Render every line of the entries below as a JSON list of strings, one string per line, and leave out any blank lines.
========
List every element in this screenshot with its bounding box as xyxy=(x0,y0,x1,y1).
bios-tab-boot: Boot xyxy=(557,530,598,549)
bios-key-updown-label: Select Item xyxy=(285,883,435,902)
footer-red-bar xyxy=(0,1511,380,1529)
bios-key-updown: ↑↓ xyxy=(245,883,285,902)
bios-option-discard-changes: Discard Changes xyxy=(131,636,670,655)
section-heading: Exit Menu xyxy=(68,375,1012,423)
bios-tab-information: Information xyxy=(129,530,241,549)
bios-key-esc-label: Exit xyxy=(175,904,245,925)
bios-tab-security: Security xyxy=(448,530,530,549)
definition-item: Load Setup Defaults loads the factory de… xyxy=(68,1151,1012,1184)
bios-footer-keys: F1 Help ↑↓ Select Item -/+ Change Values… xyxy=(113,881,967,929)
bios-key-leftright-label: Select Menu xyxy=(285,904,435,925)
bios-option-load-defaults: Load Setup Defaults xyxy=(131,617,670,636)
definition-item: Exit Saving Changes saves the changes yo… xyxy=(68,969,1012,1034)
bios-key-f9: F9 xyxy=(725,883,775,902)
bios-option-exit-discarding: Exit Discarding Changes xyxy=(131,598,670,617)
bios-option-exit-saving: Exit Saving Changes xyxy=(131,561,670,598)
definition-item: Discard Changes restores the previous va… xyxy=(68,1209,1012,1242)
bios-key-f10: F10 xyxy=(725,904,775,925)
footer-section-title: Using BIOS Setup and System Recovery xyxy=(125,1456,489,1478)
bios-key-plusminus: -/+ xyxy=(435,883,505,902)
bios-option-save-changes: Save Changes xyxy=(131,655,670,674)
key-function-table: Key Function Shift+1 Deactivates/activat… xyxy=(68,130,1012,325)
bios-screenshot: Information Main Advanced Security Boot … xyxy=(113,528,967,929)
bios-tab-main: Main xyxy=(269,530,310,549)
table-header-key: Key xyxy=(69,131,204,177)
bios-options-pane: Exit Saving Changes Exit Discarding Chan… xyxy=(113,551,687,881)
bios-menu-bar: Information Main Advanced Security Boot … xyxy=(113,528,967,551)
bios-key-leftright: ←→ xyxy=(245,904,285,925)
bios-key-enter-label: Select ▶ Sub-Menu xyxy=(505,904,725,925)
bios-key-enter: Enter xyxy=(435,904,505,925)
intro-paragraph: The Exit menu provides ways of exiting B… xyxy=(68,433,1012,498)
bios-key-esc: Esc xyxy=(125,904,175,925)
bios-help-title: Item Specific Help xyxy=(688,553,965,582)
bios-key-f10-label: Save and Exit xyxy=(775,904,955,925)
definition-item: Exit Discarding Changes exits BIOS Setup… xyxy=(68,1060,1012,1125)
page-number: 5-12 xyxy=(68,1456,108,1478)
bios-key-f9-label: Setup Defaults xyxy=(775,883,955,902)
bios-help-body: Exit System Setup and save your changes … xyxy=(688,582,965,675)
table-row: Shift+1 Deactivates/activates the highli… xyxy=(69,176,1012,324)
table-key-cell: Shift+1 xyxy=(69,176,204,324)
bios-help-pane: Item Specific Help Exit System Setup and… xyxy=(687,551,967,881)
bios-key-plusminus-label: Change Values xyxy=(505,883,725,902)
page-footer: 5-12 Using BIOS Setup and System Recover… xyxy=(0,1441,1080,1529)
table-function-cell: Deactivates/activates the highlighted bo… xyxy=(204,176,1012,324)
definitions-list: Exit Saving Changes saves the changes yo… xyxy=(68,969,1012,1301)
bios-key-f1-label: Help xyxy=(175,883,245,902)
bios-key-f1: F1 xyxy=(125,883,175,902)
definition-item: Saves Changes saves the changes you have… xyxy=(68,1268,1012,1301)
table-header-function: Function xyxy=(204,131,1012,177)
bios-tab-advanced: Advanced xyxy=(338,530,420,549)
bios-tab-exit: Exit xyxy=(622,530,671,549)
========
Response =
[
  "List every element in this screenshot with its bounding box as xyxy=(x0,y0,x1,y1).",
  "bios-tab-boot: Boot xyxy=(557,530,598,549)",
  "bios-key-updown-label: Select Item xyxy=(285,883,435,902)",
  "footer-red-bar xyxy=(0,1511,380,1529)",
  "bios-key-updown: ↑↓ xyxy=(245,883,285,902)",
  "bios-option-discard-changes: Discard Changes xyxy=(131,636,670,655)",
  "section-heading: Exit Menu xyxy=(68,375,1012,423)",
  "bios-tab-information: Information xyxy=(129,530,241,549)",
  "bios-key-esc-label: Exit xyxy=(175,904,245,925)",
  "bios-tab-security: Security xyxy=(448,530,530,549)",
  "definition-item: Load Setup Defaults loads the factory de… xyxy=(68,1151,1012,1184)",
  "bios-footer-keys: F1 Help ↑↓ Select Item -/+ Change Values… xyxy=(113,881,967,929)",
  "bios-key-leftright-label: Select Menu xyxy=(285,904,435,925)",
  "bios-option-load-defaults: Load Setup Defaults xyxy=(131,617,670,636)",
  "definition-item: Exit Saving Changes saves the changes yo… xyxy=(68,969,1012,1034)",
  "bios-key-f9: F9 xyxy=(725,883,775,902)",
  "bios-option-exit-discarding: Exit Discarding Changes xyxy=(131,598,670,617)",
  "bios-option-exit-saving: Exit Saving Changes xyxy=(131,561,670,598)",
  "definition-item: Discard Changes restores the previous va… xyxy=(68,1209,1012,1242)",
  "bios-key-f10: F10 xyxy=(725,904,775,925)",
  "footer-section-title: Using BIOS Setup and System Recovery xyxy=(125,1456,489,1478)",
  "bios-key-plusminus: -/+ xyxy=(435,883,505,902)",
  "bios-option-save-changes: Save Changes xyxy=(131,655,670,674)",
  "key-function-table: Key Function Shift+1 Deactivates/activat… xyxy=(68,130,1012,325)",
  "bios-screenshot: Information Main Advanced Security Boot … xyxy=(113,528,967,929)",
  "bios-tab-main: Main xyxy=(269,530,310,549)",
  "table-header-key: Key xyxy=(69,131,204,177)",
  "bios-options-pane: Exit Saving Changes Exit Discarding Chan… xyxy=(113,551,687,881)",
  "bios-menu-bar: Information Main Advanced Security Boot … xyxy=(113,528,967,551)",
  "bios-key-leftright: ←→ xyxy=(245,904,285,925)",
  "bios-key-enter-label: Select ▶ Sub-Menu xyxy=(505,904,725,925)",
  "bios-key-enter: Enter xyxy=(435,904,505,925)",
  "intro-paragraph: The Exit menu provides ways of exiting B… xyxy=(68,433,1012,498)",
  "bios-key-esc: Esc xyxy=(125,904,175,925)",
  "bios-help-title: Item Specific Help xyxy=(688,553,965,582)",
  "bios-key-f10-label: Save and Exit xyxy=(775,904,955,925)",
  "definition-item: Exit Discarding Changes exits BIOS Setup… xyxy=(68,1060,1012,1125)",
  "page-number: 5-12 xyxy=(68,1456,108,1478)",
  "bios-key-f9-label: Setup Defaults xyxy=(775,883,955,902)",
  "bios-help-body: Exit System Setup and save your changes … xyxy=(688,582,965,675)",
  "table-row: Shift+1 Deactivates/activates the highli… xyxy=(69,176,1012,324)",
  "table-key-cell: Shift+1 xyxy=(69,176,204,324)",
  "bios-help-pane: Item Specific Help Exit System Setup and… xyxy=(687,551,967,881)",
  "bios-key-plusminus-label: Change Values xyxy=(505,883,725,902)",
  "page-footer: 5-12 Using BIOS Setup and System Recover… xyxy=(0,1441,1080,1529)",
  "table-function-cell: Deactivates/activates the highlighted bo… xyxy=(204,176,1012,324)",
  "definitions-list: Exit Saving Changes saves the changes yo… xyxy=(68,969,1012,1301)",
  "bios-key-f1-label: Help xyxy=(175,883,245,902)",
  "bios-key-f1: F1 xyxy=(125,883,175,902)",
  "definition-item: Saves Changes saves the changes you have… xyxy=(68,1268,1012,1301)",
  "table-header-function: Function xyxy=(204,131,1012,177)",
  "bios-tab-advanced: Advanced xyxy=(338,530,420,549)",
  "bios-tab-exit: Exit xyxy=(622,530,671,549)"
]